◆ Task to complete ◆
Filter the records below for the word "panel". Copy each line that holds it.

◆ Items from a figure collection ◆
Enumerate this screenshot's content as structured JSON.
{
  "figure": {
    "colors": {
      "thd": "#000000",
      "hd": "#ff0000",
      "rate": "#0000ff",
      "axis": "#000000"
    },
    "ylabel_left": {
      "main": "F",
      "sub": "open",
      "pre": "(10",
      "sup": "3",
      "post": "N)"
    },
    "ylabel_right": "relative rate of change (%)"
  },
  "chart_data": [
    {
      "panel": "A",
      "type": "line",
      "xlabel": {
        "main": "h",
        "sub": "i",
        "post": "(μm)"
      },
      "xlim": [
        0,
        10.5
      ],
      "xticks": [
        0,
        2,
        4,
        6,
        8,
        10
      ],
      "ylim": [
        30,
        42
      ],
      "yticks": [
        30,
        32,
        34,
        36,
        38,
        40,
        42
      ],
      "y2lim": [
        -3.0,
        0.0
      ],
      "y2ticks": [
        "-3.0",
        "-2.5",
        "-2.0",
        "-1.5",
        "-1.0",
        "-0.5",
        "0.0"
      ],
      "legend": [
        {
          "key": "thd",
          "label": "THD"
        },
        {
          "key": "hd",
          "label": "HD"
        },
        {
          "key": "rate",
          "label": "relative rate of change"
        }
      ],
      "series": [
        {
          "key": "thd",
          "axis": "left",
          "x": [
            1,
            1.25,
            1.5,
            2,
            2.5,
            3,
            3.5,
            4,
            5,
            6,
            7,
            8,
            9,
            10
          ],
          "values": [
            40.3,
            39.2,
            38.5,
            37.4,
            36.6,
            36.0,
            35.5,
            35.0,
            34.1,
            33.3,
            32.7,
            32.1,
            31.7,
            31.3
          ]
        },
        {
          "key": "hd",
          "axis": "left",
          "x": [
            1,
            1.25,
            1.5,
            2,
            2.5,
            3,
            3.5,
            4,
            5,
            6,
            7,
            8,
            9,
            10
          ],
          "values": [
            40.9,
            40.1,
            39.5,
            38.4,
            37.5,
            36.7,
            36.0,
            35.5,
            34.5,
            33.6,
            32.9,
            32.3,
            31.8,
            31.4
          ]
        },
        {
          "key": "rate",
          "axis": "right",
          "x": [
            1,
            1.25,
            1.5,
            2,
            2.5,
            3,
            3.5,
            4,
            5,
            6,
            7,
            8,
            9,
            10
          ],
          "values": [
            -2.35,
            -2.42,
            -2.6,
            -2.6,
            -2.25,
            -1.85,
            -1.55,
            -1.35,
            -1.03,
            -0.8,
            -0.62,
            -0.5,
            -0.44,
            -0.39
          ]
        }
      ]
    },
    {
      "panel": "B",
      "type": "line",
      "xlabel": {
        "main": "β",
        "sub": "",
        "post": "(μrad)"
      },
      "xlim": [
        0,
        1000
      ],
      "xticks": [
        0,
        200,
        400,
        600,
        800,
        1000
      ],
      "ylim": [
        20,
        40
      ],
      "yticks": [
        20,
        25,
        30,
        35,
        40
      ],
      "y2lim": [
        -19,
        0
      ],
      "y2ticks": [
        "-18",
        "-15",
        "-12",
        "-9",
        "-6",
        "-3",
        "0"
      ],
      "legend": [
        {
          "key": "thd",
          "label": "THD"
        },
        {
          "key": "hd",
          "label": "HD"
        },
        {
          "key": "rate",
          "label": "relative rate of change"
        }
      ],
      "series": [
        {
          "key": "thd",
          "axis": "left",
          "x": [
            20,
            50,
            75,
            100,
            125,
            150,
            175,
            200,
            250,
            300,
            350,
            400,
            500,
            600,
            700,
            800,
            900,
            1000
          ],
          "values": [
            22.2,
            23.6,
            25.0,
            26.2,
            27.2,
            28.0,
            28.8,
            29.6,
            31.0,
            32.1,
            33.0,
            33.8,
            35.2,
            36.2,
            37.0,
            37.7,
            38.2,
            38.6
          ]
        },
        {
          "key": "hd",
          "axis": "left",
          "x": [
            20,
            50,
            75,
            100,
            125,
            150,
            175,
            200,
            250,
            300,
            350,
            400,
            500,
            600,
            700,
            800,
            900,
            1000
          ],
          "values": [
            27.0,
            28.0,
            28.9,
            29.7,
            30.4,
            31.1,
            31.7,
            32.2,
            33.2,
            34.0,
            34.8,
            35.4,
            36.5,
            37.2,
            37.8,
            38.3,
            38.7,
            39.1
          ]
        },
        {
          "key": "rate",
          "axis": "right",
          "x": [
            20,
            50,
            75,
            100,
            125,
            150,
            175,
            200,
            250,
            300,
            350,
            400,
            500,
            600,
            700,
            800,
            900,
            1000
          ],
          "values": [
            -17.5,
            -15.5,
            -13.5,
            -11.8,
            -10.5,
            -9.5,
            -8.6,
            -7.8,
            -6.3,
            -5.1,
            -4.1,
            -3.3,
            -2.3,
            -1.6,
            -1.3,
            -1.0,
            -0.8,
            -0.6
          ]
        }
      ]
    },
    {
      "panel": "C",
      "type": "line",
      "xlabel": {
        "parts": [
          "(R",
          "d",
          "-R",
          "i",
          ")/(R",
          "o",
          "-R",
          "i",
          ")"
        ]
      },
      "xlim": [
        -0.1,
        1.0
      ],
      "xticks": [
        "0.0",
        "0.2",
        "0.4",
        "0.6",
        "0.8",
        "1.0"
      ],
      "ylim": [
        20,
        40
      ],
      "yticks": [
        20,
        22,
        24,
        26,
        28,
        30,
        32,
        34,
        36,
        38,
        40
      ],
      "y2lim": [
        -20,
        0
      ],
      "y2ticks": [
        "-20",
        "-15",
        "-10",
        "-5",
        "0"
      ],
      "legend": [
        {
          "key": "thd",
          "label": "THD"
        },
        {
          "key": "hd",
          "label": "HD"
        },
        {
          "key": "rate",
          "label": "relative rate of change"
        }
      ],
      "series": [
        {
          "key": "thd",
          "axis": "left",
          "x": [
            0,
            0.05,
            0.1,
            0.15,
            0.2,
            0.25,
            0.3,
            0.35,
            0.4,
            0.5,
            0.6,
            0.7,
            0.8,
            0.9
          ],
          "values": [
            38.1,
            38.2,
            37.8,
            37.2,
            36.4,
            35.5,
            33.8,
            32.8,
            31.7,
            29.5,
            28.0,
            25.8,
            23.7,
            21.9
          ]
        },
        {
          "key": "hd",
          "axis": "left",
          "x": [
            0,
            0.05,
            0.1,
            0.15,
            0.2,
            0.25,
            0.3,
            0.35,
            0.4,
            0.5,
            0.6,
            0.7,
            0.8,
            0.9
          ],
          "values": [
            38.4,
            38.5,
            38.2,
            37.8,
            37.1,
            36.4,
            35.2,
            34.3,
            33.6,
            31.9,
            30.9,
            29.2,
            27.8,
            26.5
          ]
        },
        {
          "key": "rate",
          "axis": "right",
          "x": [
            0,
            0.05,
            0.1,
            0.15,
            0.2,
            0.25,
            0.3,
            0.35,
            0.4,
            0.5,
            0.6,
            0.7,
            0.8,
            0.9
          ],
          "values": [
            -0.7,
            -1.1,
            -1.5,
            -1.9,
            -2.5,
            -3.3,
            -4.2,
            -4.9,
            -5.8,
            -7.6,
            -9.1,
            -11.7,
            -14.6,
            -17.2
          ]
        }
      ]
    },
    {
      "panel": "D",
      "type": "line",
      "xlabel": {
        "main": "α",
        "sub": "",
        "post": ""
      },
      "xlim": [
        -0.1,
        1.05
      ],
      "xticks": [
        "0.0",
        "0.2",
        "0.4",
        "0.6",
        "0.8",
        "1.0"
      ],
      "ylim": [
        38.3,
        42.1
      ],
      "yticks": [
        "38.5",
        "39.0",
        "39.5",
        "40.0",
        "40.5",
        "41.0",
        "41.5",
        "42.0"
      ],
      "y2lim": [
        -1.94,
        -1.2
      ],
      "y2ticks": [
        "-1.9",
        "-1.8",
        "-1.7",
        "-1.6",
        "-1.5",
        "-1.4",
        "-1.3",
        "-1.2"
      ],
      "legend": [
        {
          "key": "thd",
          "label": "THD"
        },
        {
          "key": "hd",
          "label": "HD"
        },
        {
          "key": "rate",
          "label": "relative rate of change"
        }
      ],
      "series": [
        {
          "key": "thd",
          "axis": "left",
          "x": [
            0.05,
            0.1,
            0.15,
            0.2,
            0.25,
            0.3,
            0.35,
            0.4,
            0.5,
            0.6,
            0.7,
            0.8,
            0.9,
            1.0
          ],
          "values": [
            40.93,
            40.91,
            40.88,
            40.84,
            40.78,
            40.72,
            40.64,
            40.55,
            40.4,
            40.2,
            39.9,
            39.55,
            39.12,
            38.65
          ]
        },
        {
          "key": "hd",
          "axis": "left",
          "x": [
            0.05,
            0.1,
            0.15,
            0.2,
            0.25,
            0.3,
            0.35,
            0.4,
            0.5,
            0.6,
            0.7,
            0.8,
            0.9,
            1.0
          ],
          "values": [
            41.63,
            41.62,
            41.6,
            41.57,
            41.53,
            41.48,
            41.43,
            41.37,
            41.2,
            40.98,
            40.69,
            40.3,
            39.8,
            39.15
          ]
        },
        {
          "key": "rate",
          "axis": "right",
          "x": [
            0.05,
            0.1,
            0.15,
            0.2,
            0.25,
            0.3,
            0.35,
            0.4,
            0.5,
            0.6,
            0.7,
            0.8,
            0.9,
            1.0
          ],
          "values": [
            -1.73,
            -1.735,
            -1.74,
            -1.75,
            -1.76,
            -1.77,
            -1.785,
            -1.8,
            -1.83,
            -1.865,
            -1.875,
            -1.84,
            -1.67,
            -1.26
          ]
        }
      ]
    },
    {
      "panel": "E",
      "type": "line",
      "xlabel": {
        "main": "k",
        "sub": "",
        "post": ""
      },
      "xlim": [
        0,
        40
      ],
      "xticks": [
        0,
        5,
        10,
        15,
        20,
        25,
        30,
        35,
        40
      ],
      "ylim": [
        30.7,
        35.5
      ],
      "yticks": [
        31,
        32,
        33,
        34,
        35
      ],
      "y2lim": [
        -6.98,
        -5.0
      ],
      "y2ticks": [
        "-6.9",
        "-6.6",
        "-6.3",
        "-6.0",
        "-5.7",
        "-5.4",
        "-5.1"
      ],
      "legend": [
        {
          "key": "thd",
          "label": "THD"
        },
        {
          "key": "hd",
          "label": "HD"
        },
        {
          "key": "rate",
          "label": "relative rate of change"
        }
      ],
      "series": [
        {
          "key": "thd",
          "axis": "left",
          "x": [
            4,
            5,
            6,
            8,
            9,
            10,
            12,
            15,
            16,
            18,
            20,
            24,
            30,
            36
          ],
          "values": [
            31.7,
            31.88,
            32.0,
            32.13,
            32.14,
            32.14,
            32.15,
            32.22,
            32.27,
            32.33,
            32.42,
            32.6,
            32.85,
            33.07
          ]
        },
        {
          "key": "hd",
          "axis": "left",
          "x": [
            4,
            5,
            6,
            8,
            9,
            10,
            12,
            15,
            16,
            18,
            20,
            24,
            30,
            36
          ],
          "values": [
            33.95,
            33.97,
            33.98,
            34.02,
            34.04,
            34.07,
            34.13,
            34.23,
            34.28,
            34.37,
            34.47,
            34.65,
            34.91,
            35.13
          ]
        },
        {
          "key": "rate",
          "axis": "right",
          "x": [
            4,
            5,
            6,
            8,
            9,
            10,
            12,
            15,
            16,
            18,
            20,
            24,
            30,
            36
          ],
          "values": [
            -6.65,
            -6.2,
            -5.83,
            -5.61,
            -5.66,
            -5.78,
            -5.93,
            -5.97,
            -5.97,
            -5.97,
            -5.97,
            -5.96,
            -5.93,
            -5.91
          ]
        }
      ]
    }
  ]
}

◆ Finished exercise ◆
      "panel": "A",
      "panel": "B",
      "panel": "C",
      "panel": "D",
      "panel": "E",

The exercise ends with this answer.